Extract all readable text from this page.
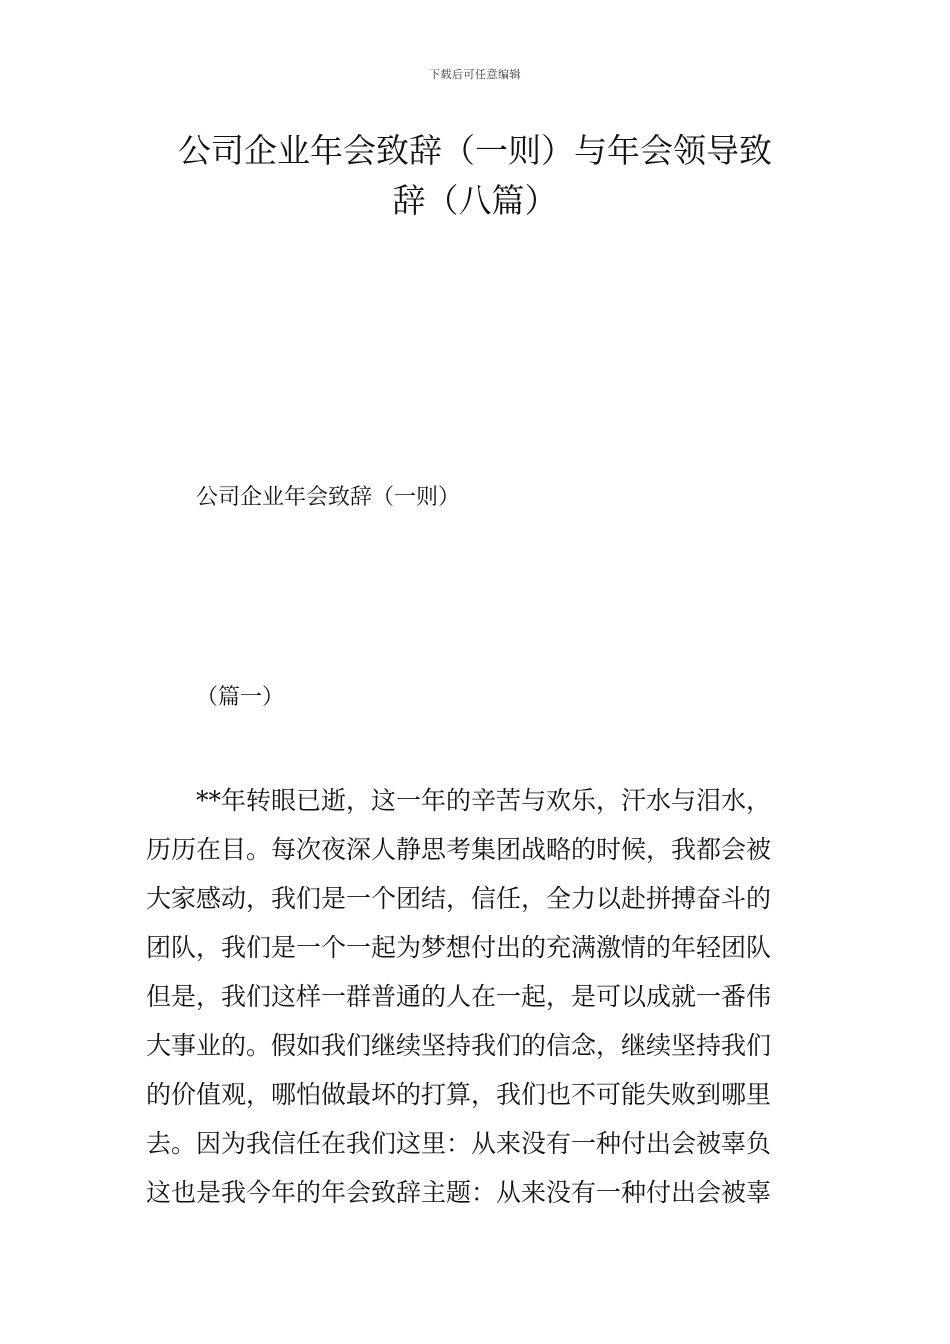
下载后可任意编辑
公司企业年会致辞（一则）与年会领导致
辞（八篇）
公司企业年会致辞（一则）
（篇一）

**年转眼已逝，这一年的辛苦与欢乐，汗水与泪水，
历历在目。每次夜深人静思考集团战略的时候，我都会被
大家感动，我们是一个团结，信任，全力以赴拼搏奋斗的
团队，我们是一个一起为梦想付出的充满激情的年轻团队
但是，我们这样一群普通的人在一起，是可以成就一番伟
大事业的。假如我们继续坚持我们的信念，继续坚持我们
的价值观，哪怕做最坏的打算，我们也不可能失败到哪里
去。因为我信任在我们这里：从来没有一种付出会被辜负
这也是我今年的年会致辞主题：从来没有一种付出会被辜
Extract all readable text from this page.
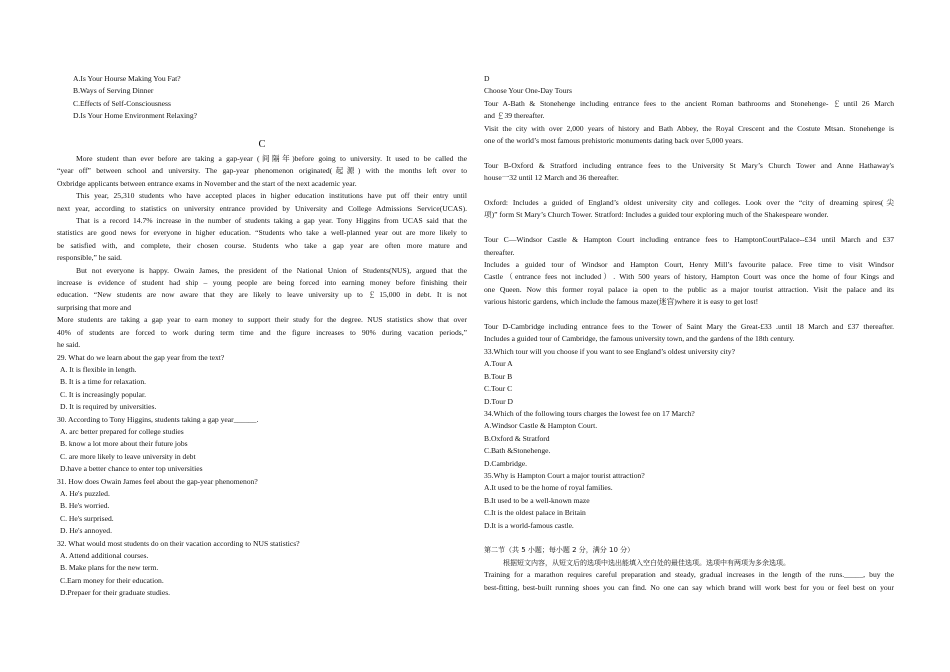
A.Is Your Hourse Making You Fat?
B.Ways of Serving Dinner
C.Effects of Self-Consciousness
D.Is Your Home Environment Relaxing?
C
More student than ever before are taking a gap-year (间隔年)before going to university. It used to be called the
“year off” between school and university. The gap-year phenomenon originated(起源) with the months left over to
Oxbridge applicants between entrance exams in November and the start of the next academic year.
This year, 25,310 students who have accepted places in higher education institutions have put off their entry until
next year, according to statistics on university entrance provided by University and College Admissions Service(UCAS).
That is a record 14.7% increase in the number of students taking a gap year. Tony Higgins from UCAS said that the
statistics are good news for everyone in higher education. “Students who take a well-planned year out are more likely to
be satisfied with, and complete, their chosen course. Students who take a gap year are often more mature and
responsible,” he said.
But not everyone is happy. Owain James, the president of the National Union of Students(NUS), argued that the
increase is evidence of student had ship – young people are being forced into earning money before finishing their
education. “New students are now aware that they are likely to leave university up to ￡15,000 in debt. It is not
surprising that more and
More students are taking a gap year to earn money to support their study for the degree. NUS statistics show that over
40% of students are forced to work during term time and the figure increases to 90% during vacation periods,”
he said.
29. What do we learn about the gap year from the text?
A. It is flexible in length.
B. It is a time for relaxation.
C. It is increasingly popular.
D. It is required by universities.
30. According to Tony Higgins, students taking a gap year______.
A. arc better prepared for college studies
B. know a lot more about their future jobs
C. are more likely to leave university in debt
D.have a better chance to enter top universities
31. How does Owain James feel about the gap-year phenomenon?
A. He's puzzled.
B. He's worried.
C. He's surprised.
D. He's annoyed.
32. What would most students do on their vacation according to NUS statistics?
A. Attend additional courses.
B. Make plans for the new term.
C.Earn money for their education.
D.Prepaer for their graduate studies.
D
Choose Your One-Day Tours
Tour A-Bath & Stonehenge including entrance fees to the ancient Roman bathrooms and Stonehenge- ￡until 26 March
and ￡39 thereafter.
Visit the city with over 2,000 years of history and Bath Abbey, the Royal Crescent and the Costute Mtsan. Stonehenge is
one of the world’s most famous prehistoric monuments dating back over 5,000 years.
Tour B-Oxford & Stratford including entrance fees to the University St Mary’s Church Tower and Anne Hathaway's
house一32 until 12 March and 36 thereafter.
Oxford: Includes a guided of England’s oldest university city and colleges. Look over the “city of dreaming spires(尖
项)” form St Mary’s Church Tower. Stratford: Includes a guided tour exploring much of the Shakespeare wonder.
Tour C—Windsor Castle & Hampton Court including entrance fees to HamptonCourtPalace--£34 until March and £37
thereafter.
Includes a guided tour of Windsor and Hampton Court, Henry Mill’s favourite palace. Free time to visit Windsor
Castle（entrance fees not included）. With 500 years of history, Hampton Court was once the home of four Kings and
one Queen. Now this former royal palace ia open to the public as a major tourist attraction. Visit the palace and its
various historic gardens, which include the famous maze(迷宫)where it is easy to get lost!
Tour D-Cambridge including entrance fees to the Tower of Saint Mary the Great-£33 .until 18 March and £37 thereafter.
Includes a guided tour of Cambridge, the famous university town, and the gardens of the 18th century.
33.Which tour will you choose if you want to see England’s oldest university city?
A.Tour A
B.Tour B
C.Tour C
D.Tour D
34.Which of the following tours charges the lowest fee on 17 March?
A.Windsor Castle & Hampton Court.
B.Oxford & Stratford
C.Bath &Stonehenge.
D.Cambridge.
35.Why is Hampton Court a major tourist attraction?
A.It used to be the home of royal families.
B.It used to be a well-known maze
C.It is the oldest palace in Britain
D.It is a world-famous castle.
第二节（共 5 小题；每小题 2 分，满分 10 分）
根据短文内容，从短文后的选项中选出能填入空白处的最佳选项。选项中有两项为多余选项。
Training for a marathon requires careful preparation and steady, gradual increases in the length of the runs._____, buy the
best-fitting, best-built running shoes you can find. No one can say which brand will work best for you or feel best on your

****

● **Exercise goal**:
Search the preceding listing for the word "forced" and pull out every line that holds it.

● **Result**:
increase is evidence of student had ship – young people are being forced into earning money before finishing their
40% of students are forced to work during term time and the figure increases to 90% during vacation periods,”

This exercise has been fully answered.